● What you should do
Output the data word for word, dropping every image.

● Entries
---+---

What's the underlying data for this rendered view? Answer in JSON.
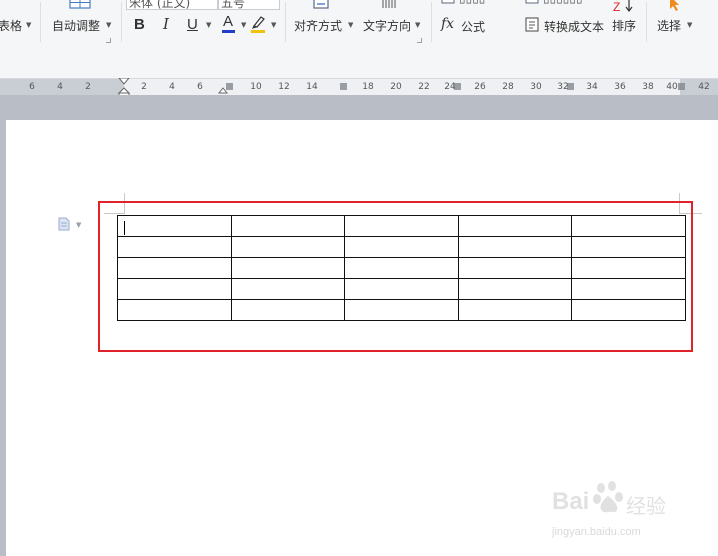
{
  "toolbar": {
    "table_label": "表格",
    "autofit_label": "自动调整",
    "font_name": "宋体 (正文)",
    "font_size": "五号",
    "bold": "B",
    "italic": "I",
    "underline": "U",
    "font_color_letter": "A",
    "align_label": "对齐方式",
    "text_direction_label": "文字方向",
    "formula_label": "公式",
    "formula_symbol": "fx",
    "convert_text_label": "转换成文本",
    "sort_label": "排序",
    "select_label": "选择",
    "accent_colors": {
      "font_color": "#1f3fc8",
      "highlight": "#f2c20a",
      "select_arrow": "#f08a1c"
    }
  },
  "ruler": {
    "left_numbers": [
      "6",
      "4",
      "2",
      "2",
      "4",
      "6"
    ],
    "right_numbers": [
      "10",
      "12",
      "14",
      "18",
      "20",
      "22",
      "24",
      "26",
      "28",
      "30",
      "32",
      "34",
      "36",
      "38",
      "40",
      "42"
    ]
  },
  "document": {
    "table": {
      "rows": 5,
      "cols": 5
    },
    "paragraph_icon": "document-icon",
    "highlight_color": "#e0222a"
  },
  "watermark": {
    "brand": "Bai",
    "brand_suffix": "经验",
    "url": "jingyan.baidu.com"
  }
}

---+---

● Task answer
What's the underlying data for this rendered view? Answer in JSON.
{
  "toolbar": {
    "table_label": "表格",
    "autofit_label": "自动调整",
    "font_name": "宋体 (正文)",
    "font_size": "五号",
    "bold": "B",
    "italic": "I",
    "underline": "U",
    "font_color_letter": "A",
    "align_label": "对齐方式",
    "text_direction_label": "文字方向",
    "formula_label": "公式",
    "formula_symbol": "fx",
    "convert_text_label": "转换成文本",
    "sort_label": "排序",
    "select_label": "选择",
    "accent_colors": {
      "font_color": "#1f3fc8",
      "highlight": "#f2c20a",
      "select_arrow": "#f08a1c"
    }
  },
  "ruler": {
    "left_numbers": [
      "6",
      "4",
      "2",
      "2",
      "4",
      "6"
    ],
    "right_numbers": [
      "10",
      "12",
      "14",
      "18",
      "20",
      "22",
      "24",
      "26",
      "28",
      "30",
      "32",
      "34",
      "36",
      "38",
      "40",
      "42"
    ]
  },
  "document": {
    "table": {
      "rows": 5,
      "cols": 5
    },
    "paragraph_icon": "document-icon",
    "highlight_color": "#e0222a"
  },
  "watermark": {
    "brand": "Bai",
    "brand_suffix": "经验",
    "url": "jingyan.baidu.com"
  }
}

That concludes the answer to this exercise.